## GIVEN REQUEST
Send back all the data below, exactly as given.

## Dataset rows
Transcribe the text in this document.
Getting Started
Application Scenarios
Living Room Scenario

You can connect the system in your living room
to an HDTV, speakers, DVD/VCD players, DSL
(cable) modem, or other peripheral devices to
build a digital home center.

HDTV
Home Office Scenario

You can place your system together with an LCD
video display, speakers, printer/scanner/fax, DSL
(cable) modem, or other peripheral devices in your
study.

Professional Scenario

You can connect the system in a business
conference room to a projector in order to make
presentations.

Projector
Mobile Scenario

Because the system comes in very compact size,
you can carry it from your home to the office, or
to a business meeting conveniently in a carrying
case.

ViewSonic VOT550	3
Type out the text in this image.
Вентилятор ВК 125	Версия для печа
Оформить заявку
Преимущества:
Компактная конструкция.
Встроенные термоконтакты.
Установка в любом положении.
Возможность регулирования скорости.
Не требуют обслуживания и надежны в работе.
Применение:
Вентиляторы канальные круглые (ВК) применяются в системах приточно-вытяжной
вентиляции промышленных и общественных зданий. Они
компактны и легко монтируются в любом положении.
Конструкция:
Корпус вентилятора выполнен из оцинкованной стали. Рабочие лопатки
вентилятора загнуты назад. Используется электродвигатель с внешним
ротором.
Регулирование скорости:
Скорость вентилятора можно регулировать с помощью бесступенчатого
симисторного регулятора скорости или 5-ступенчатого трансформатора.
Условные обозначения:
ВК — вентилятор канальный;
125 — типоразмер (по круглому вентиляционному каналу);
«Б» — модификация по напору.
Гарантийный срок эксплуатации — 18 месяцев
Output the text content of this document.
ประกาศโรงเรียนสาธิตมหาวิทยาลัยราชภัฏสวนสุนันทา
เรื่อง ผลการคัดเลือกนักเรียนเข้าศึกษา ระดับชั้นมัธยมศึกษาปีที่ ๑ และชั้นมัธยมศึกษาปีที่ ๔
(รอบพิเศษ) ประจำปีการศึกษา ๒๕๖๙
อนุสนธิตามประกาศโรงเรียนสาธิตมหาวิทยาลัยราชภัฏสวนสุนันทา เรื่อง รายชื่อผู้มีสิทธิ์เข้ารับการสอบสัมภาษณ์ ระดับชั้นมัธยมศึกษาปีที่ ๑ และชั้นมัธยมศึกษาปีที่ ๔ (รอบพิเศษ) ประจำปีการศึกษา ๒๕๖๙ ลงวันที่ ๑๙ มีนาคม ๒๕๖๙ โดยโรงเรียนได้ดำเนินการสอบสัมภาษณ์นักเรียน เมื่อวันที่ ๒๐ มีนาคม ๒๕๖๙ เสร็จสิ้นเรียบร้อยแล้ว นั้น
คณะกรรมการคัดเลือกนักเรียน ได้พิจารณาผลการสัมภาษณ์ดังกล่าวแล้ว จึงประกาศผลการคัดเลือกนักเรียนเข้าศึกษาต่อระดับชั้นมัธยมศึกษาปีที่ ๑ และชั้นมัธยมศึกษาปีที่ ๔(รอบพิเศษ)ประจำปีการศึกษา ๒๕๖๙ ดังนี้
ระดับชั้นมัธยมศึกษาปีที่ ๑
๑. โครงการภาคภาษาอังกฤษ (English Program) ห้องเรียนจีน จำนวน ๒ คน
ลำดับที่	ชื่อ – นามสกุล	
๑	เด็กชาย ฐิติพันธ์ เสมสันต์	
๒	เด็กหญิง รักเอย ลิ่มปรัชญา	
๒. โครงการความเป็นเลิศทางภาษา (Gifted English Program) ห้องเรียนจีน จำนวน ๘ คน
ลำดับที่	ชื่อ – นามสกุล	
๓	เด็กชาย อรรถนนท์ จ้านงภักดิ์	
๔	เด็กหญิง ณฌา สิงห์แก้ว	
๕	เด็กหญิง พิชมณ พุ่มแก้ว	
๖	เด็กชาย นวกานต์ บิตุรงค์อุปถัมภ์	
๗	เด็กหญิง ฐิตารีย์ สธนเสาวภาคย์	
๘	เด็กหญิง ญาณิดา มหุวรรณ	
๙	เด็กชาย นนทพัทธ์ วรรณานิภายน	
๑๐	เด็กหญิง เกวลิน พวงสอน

## OUTPUT OF THE EXERCISE
Transcribe the text in this document.
Getting Started
Application Scenarios
Living Room Scenario

You can connect the system in your living room
to an HDTV, speakers, DVD/VCD players, DSL
(cable) modem, or other peripheral devices to
build a digital home center.

HDTV
Home Office Scenario

You can place your system together with an LCD
video display, speakers, printer/scanner/fax, DSL
(cable) modem, or other peripheral devices in your
study.

Professional Scenario

You can connect the system in a business
conference room to a projector in order to make
presentations.

Projector
Mobile Scenario

Because the system comes in very compact size,
you can carry it from your home to the office, or
to a business meeting conveniently in a carrying
case.

ViewSonic VOT550	3
Type out the text in this image.
Вентилятор ВК 125	Версия для печа
Оформить заявку
Преимущества:
Компактная конструкция.
Встроенные термоконтакты.
Установка в любом положении.
Возможность регулирования скорости.
Не требуют обслуживания и надежны в работе.
Применение:
Вентиляторы канальные круглые (ВК) применяются в системах приточно-вытяжной
вентиляции промышленных и общественных зданий. Они
компактны и легко монтируются в любом положении.
Конструкция:
Корпус вентилятора выполнен из оцинкованной стали. Рабочие лопатки
вентилятора загнуты назад. Используется электродвигатель с внешним
ротором.
Регулирование скорости:
Скорость вентилятора можно регулировать с помощью бесступенчатого
симисторного регулятора скорости или 5-ступенчатого трансформатора.
Условные обозначения:
ВК — вентилятор канальный;
125 — типоразмер (по круглому вентиляционному каналу);
«Б» — модификация по напору.
Гарантийный срок эксплуатации — 18 месяцев
Output the text content of this document.
ประกาศโรงเรียนสาธิตมหาวิทยาลัยราชภัฏสวนสุนันทา
เรื่อง ผลการคัดเลือกนักเรียนเข้าศึกษา ระดับชั้นมัธยมศึกษาปีที่ ๑ และชั้นมัธยมศึกษาปีที่ ๔
(รอบพิเศษ) ประจำปีการศึกษา ๒๕๖๙
อนุสนธิตามประกาศโรงเรียนสาธิตมหาวิทยาลัยราชภัฏสวนสุนันทา เรื่อง รายชื่อผู้มีสิทธิ์เข้ารับการสอบสัมภาษณ์ ระดับชั้นมัธยมศึกษาปีที่ ๑ และชั้นมัธยมศึกษาปีที่ ๔ (รอบพิเศษ) ประจำปีการศึกษา ๒๕๖๙ ลงวันที่ ๑๙ มีนาคม ๒๕๖๙ โดยโรงเรียนได้ดำเนินการสอบสัมภาษณ์นักเรียน เมื่อวันที่ ๒๐ มีนาคม ๒๕๖๙ เสร็จสิ้นเรียบร้อยแล้ว นั้น
คณะกรรมการคัดเลือกนักเรียน ได้พิจารณาผลการสัมภาษณ์ดังกล่าวแล้ว จึงประกาศผลการคัดเลือกนักเรียนเข้าศึกษาต่อระดับชั้นมัธยมศึกษาปีที่ ๑ และชั้นมัธยมศึกษาปีที่ ๔(รอบพิเศษ)ประจำปีการศึกษา ๒๕๖๙ ดังนี้
ระดับชั้นมัธยมศึกษาปีที่ ๑
๑. โครงการภาคภาษาอังกฤษ (English Program) ห้องเรียนจีน จำนวน ๒ คน
ลำดับที่	ชื่อ – นามสกุล	
๑	เด็กชาย ฐิติพันธ์ เสมสันต์	
๒	เด็กหญิง รักเอย ลิ่มปรัชญา	
๒. โครงการความเป็นเลิศทางภาษา (Gifted English Program) ห้องเรียนจีน จำนวน ๘ คน
ลำดับที่	ชื่อ – นามสกุล	
๓	เด็กชาย อรรถนนท์ จ้านงภักดิ์	
๔	เด็กหญิง ณฌา สิงห์แก้ว	
๕	เด็กหญิง พิชมณ พุ่มแก้ว	
๖	เด็กชาย นวกานต์ บิตุรงค์อุปถัมภ์	
๗	เด็กหญิง ฐิตารีย์ สธนเสาวภาคย์	
๘	เด็กหญิง ญาณิดา มหุวรรณ	
๙	เด็กชาย นนทพัทธ์ วรรณานิภายน	
๑๐	เด็กหญิง เกวลิน พวงสอน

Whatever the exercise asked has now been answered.